SELECTED EXCERPT:
----

Date:          Wed, 30 Aug 95 18:45:30 -0500
Reply-to:      radsafe@romulus.ehs.uiuc.edu
From:          "Dale E. Boyce" <dale@radpro.uchicago.edu>
To:            Multiple recipients of list <radsafe@romulus.ehs.uiuc.edu>
Subject:       Re: Solid Angles

Light etc. that is emitted such that it follows an invers square
law.  In this case the quantity of radiation or light per steradian
is a constant as a function of distance. (neglecting absorption).
Intensity per unit area is the quantity of interest in laser safety
i.e. watts per square meter.  If you know the output of the laser
in watts and its divergence you can calculate the watts per steradian
(which again is a constant as a function of distance).  If you want
something like the equivilant of the gamma constant you need to work
distance/area into the equation.  So you take the area of a sphere
at 1 meter (4 * pi * 1^2 m^@) and multiply by the watts per steradian.

Then to calculate the watts per meter squared for a given distance
you divide that calculated constant by the distance from the laser
squared.  Leaving the unit (which is really unitless) steradian in
the constant is confusing and I believe unecessary, but it gives the
reader a hint of what the constant means. 

Disclaimer, I am not a laser specialist, and my laser jock at work
is on vacation.  So, if I'm wrong...  Well consider the source [8-)

----

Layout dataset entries
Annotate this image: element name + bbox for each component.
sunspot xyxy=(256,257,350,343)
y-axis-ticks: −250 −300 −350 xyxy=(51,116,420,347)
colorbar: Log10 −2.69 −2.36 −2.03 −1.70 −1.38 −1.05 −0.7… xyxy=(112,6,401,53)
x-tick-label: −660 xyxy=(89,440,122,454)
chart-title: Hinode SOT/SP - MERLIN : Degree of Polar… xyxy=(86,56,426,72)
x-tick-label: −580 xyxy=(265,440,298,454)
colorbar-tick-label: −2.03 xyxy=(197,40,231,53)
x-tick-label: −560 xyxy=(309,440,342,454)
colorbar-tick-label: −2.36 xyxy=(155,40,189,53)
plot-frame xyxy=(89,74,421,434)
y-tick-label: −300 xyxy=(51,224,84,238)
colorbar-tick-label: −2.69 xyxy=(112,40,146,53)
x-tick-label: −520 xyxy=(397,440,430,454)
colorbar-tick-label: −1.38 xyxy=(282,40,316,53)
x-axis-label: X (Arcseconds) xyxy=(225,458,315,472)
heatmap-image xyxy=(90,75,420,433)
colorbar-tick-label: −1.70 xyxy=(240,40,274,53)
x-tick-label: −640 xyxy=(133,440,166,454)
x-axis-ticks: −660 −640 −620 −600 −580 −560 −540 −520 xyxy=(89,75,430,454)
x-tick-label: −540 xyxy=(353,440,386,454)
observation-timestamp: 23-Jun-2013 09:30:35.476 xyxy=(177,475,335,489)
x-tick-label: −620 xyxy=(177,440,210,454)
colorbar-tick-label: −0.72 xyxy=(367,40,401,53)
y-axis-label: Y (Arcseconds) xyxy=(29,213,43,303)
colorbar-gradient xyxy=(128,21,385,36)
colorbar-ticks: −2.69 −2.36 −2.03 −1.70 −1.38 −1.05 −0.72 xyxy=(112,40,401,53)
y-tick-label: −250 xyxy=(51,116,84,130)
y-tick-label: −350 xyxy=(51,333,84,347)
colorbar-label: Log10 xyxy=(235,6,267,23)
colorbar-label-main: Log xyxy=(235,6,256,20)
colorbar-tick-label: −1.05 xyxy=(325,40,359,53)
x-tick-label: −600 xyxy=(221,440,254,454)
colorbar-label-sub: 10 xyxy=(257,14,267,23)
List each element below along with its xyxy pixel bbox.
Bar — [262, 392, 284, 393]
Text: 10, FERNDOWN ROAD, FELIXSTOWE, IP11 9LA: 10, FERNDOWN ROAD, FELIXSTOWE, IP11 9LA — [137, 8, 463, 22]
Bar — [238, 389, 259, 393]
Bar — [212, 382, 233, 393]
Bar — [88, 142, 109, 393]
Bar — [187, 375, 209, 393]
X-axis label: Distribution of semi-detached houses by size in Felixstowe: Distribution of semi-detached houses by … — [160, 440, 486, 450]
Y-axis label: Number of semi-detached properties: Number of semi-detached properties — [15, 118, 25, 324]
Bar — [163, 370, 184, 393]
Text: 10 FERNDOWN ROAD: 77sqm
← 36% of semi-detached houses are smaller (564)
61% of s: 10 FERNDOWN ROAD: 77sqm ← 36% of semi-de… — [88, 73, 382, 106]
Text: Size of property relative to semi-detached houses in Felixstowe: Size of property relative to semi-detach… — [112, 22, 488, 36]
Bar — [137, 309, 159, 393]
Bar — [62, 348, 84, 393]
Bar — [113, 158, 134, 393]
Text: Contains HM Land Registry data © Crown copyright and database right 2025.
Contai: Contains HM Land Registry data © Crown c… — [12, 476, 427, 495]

----

WHAT YOU ARE ASKED TO DO: What are the names of the header fields that open the mailing-list message on solid angles? The data play no part here.

CORRECT RESPONSE: Date, Reply-to, From, To, Subject